• **Task goal**: What lines of the data include the string "localhost"? Copy them all.

--- Start of Provided data ---

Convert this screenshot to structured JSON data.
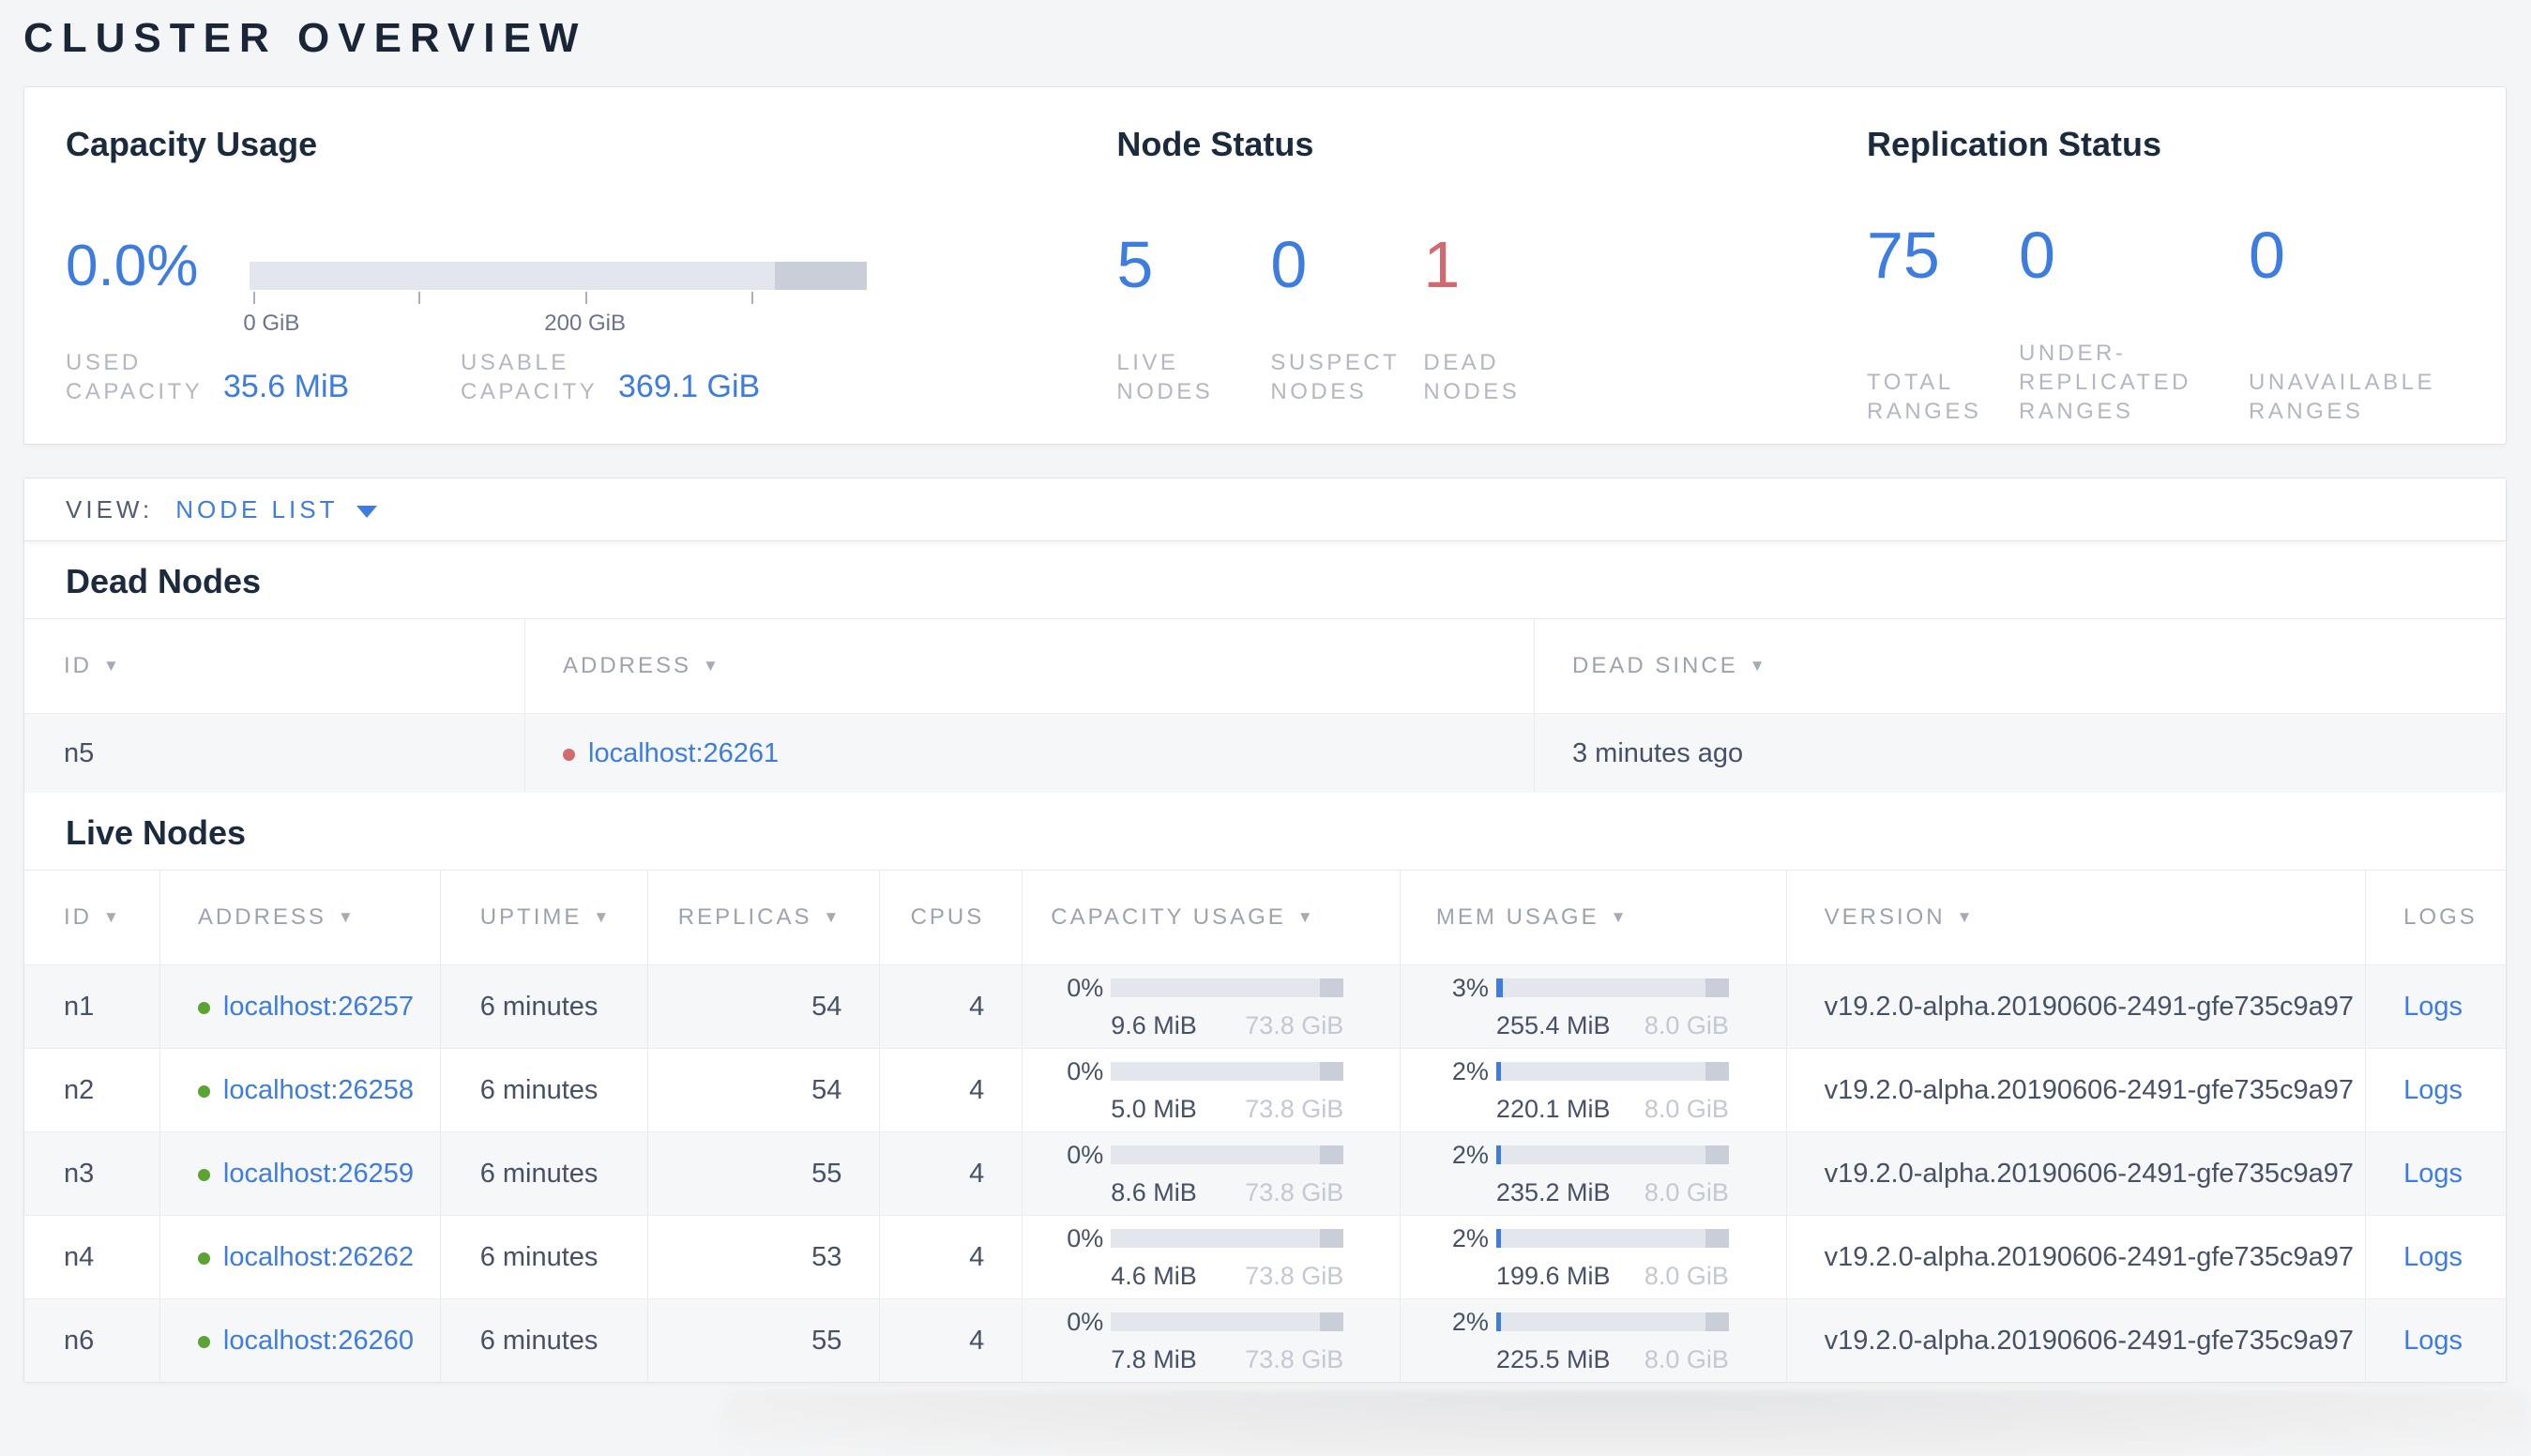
{
  "page": {
    "title": "CLUSTER OVERVIEW"
  },
  "icons": {
    "sort_arrow": "▼"
  },
  "colors": {
    "accent_blue": "#3d7ce0",
    "danger_red": "#d2696f",
    "live_dot_green": "#5ba332",
    "dead_dot_red": "#d26d6d"
  },
  "summary": {
    "capacity": {
      "title": "Capacity Usage",
      "percent": "0.0%",
      "axis": {
        "tick1_label": "0 GiB",
        "tick3_label": "200 GiB"
      },
      "used_label": "USED CAPACITY",
      "used_value": "35.6 MiB",
      "usable_label": "USABLE CAPACITY",
      "usable_value": "369.1 GiB"
    },
    "node_status": {
      "title": "Node Status",
      "live": {
        "value": "5",
        "label": "LIVE NODES"
      },
      "suspect": {
        "value": "0",
        "label": "SUSPECT NODES"
      },
      "dead": {
        "value": "1",
        "label": "DEAD NODES"
      }
    },
    "replication": {
      "title": "Replication Status",
      "total": {
        "value": "75",
        "label": "TOTAL RANGES"
      },
      "under": {
        "value": "0",
        "label": "UNDER-REPLICATED RANGES"
      },
      "unavailable": {
        "value": "0",
        "label": "UNAVAILABLE RANGES"
      }
    }
  },
  "view_bar": {
    "label": "VIEW:",
    "selected": "NODE LIST"
  },
  "dead_nodes": {
    "title": "Dead Nodes",
    "columns": {
      "id": "ID",
      "address": "ADDRESS",
      "dead_since": "DEAD SINCE"
    },
    "rows": [
      {
        "id": "n5",
        "address": "localhost:26261",
        "dead_since": "3 minutes ago"
      }
    ]
  },
  "live_nodes": {
    "title": "Live Nodes",
    "columns": {
      "id": "ID",
      "address": "ADDRESS",
      "uptime": "UPTIME",
      "replicas": "REPLICAS",
      "cpus": "CPUS",
      "capacity": "CAPACITY USAGE",
      "mem": "MEM USAGE",
      "version": "VERSION",
      "logs": "LOGS"
    },
    "rows": [
      {
        "id": "n1",
        "address": "localhost:26257",
        "uptime": "6 minutes",
        "replicas": "54",
        "cpus": "4",
        "cap_pct": "0%",
        "cap_fill": "0%",
        "cap_used": "9.6 MiB",
        "cap_total": "73.8 GiB",
        "mem_pct": "3%",
        "mem_fill": "3%",
        "mem_used": "255.4 MiB",
        "mem_total": "8.0 GiB",
        "version": "v19.2.0-alpha.20190606-2491-gfe735c9a97",
        "logs": "Logs"
      },
      {
        "id": "n2",
        "address": "localhost:26258",
        "uptime": "6 minutes",
        "replicas": "54",
        "cpus": "4",
        "cap_pct": "0%",
        "cap_fill": "0%",
        "cap_used": "5.0 MiB",
        "cap_total": "73.8 GiB",
        "mem_pct": "2%",
        "mem_fill": "2%",
        "mem_used": "220.1 MiB",
        "mem_total": "8.0 GiB",
        "version": "v19.2.0-alpha.20190606-2491-gfe735c9a97",
        "logs": "Logs"
      },
      {
        "id": "n3",
        "address": "localhost:26259",
        "uptime": "6 minutes",
        "replicas": "55",
        "cpus": "4",
        "cap_pct": "0%",
        "cap_fill": "0%",
        "cap_used": "8.6 MiB",
        "cap_total": "73.8 GiB",
        "mem_pct": "2%",
        "mem_fill": "2%",
        "mem_used": "235.2 MiB",
        "mem_total": "8.0 GiB",
        "version": "v19.2.0-alpha.20190606-2491-gfe735c9a97",
        "logs": "Logs"
      },
      {
        "id": "n4",
        "address": "localhost:26262",
        "uptime": "6 minutes",
        "replicas": "53",
        "cpus": "4",
        "cap_pct": "0%",
        "cap_fill": "0%",
        "cap_used": "4.6 MiB",
        "cap_total": "73.8 GiB",
        "mem_pct": "2%",
        "mem_fill": "2%",
        "mem_used": "199.6 MiB",
        "mem_total": "8.0 GiB",
        "version": "v19.2.0-alpha.20190606-2491-gfe735c9a97",
        "logs": "Logs"
      },
      {
        "id": "n6",
        "address": "localhost:26260",
        "uptime": "6 minutes",
        "replicas": "55",
        "cpus": "4",
        "cap_pct": "0%",
        "cap_fill": "0%",
        "cap_used": "7.8 MiB",
        "cap_total": "73.8 GiB",
        "mem_pct": "2%",
        "mem_fill": "2%",
        "mem_used": "225.5 MiB",
        "mem_total": "8.0 GiB",
        "version": "v19.2.0-alpha.20190606-2491-gfe735c9a97",
        "logs": "Logs"
      }
    ]
  }
}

--- End of Provided data ---

• **Solution to this task**:
        "address": "localhost:26261",
        "address": "localhost:26257",
        "address": "localhost:26258",
        "address": "localhost:26259",
        "address": "localhost:26262",
        "address": "localhost:26260",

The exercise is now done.